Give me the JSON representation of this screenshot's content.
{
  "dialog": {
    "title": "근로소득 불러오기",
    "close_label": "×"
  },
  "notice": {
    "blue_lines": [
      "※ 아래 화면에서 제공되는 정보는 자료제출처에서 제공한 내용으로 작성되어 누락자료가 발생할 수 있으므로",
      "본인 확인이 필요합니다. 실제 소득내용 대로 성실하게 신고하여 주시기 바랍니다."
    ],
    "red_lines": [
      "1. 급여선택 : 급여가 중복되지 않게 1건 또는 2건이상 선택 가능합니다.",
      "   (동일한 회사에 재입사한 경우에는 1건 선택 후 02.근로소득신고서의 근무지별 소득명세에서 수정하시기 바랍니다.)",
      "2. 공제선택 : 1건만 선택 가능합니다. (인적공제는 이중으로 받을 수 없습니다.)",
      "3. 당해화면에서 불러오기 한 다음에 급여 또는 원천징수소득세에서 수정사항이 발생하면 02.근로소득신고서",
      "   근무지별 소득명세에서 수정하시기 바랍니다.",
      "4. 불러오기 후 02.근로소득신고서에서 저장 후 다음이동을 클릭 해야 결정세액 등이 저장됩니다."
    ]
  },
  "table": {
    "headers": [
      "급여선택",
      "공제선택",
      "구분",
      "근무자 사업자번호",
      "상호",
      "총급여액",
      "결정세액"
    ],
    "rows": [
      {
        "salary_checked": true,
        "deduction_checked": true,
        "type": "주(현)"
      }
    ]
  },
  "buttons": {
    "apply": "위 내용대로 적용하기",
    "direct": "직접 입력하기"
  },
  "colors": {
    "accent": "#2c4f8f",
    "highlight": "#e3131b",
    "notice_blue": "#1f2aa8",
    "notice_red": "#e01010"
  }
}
========
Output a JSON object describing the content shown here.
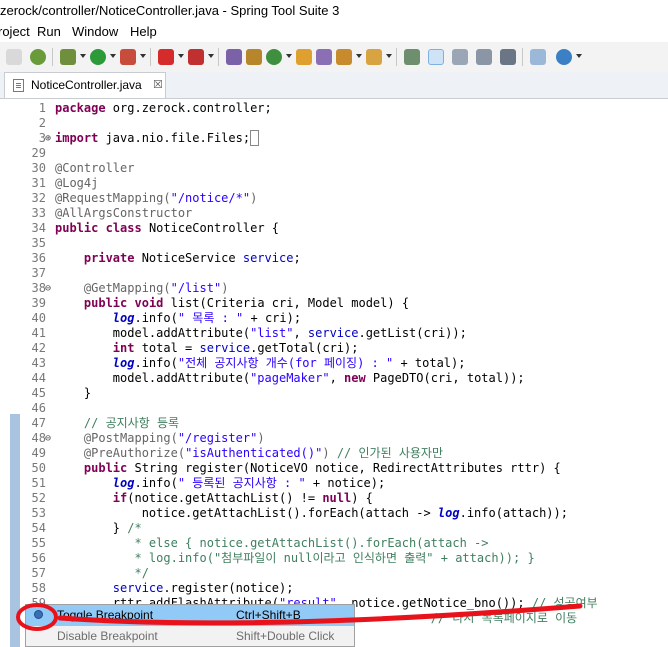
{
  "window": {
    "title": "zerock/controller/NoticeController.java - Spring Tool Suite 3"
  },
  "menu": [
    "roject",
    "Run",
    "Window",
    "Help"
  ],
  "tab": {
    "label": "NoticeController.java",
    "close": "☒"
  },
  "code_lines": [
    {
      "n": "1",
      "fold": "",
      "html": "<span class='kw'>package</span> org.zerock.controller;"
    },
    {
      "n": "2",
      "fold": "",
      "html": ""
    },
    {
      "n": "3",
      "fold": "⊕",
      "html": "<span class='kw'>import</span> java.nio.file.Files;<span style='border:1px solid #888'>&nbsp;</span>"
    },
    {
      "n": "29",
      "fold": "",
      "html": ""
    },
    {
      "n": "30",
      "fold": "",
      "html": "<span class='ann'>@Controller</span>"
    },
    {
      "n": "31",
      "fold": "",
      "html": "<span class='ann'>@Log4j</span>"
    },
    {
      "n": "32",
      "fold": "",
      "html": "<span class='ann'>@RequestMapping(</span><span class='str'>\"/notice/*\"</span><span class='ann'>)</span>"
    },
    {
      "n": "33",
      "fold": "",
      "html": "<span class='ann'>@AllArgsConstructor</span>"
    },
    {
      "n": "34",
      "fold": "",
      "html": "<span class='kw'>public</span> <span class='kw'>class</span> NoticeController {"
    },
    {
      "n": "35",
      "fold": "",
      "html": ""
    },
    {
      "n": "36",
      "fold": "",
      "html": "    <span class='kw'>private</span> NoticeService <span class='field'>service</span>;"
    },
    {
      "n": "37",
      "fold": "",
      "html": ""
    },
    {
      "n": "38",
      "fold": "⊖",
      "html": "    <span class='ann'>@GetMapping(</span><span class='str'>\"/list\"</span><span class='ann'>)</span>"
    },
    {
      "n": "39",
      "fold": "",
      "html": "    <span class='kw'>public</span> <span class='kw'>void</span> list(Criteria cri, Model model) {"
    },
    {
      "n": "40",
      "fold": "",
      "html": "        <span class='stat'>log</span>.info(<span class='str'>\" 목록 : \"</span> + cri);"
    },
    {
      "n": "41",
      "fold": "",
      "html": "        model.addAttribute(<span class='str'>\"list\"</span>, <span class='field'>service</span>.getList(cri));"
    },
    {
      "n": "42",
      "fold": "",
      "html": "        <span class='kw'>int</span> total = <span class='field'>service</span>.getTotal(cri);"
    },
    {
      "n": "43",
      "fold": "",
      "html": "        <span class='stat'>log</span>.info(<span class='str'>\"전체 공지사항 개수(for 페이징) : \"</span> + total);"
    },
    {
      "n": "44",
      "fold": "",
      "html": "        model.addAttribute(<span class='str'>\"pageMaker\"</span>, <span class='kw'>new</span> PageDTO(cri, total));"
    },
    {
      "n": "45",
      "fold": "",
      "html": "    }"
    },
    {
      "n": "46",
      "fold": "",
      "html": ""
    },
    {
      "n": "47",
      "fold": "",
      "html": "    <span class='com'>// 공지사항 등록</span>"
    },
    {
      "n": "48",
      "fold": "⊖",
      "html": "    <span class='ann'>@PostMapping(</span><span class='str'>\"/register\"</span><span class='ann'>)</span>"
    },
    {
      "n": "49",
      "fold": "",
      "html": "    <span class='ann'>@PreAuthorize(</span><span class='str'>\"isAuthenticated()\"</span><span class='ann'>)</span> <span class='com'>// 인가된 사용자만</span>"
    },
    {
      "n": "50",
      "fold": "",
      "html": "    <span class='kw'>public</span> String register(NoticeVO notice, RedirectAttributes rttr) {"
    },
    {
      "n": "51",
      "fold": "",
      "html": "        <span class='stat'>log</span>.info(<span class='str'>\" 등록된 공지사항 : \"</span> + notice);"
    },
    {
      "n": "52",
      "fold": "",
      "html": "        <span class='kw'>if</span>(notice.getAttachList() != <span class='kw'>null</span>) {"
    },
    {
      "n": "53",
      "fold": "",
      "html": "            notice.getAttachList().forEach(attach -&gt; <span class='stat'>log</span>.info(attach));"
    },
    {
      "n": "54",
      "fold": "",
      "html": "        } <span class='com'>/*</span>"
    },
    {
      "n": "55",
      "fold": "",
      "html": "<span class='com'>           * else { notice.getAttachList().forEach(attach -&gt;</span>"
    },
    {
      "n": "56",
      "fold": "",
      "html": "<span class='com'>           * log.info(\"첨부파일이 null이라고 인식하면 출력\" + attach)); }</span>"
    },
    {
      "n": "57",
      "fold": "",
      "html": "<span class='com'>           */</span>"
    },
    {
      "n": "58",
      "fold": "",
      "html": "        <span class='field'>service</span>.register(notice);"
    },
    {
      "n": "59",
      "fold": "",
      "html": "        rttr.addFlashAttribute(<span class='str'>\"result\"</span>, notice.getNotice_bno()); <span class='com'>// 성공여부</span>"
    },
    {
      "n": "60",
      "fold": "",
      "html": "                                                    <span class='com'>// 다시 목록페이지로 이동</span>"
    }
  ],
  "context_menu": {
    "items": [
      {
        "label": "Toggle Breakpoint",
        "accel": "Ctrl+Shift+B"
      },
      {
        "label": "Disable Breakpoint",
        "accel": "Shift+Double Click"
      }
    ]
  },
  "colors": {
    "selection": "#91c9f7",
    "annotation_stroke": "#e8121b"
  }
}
========
- _What is required_: Filter the entries down to the lines containing "가능합니다". Copy each of those lines.

- _Response for this exercise_:
      "1. 급여선택 : 급여가 중복되지 않게 1건 또는 2건이상 선택 가능합니다.",
      "2. 공제선택 : 1건만 선택 가능합니다. (인적공제는 이중으로 받을 수 없습니다.)",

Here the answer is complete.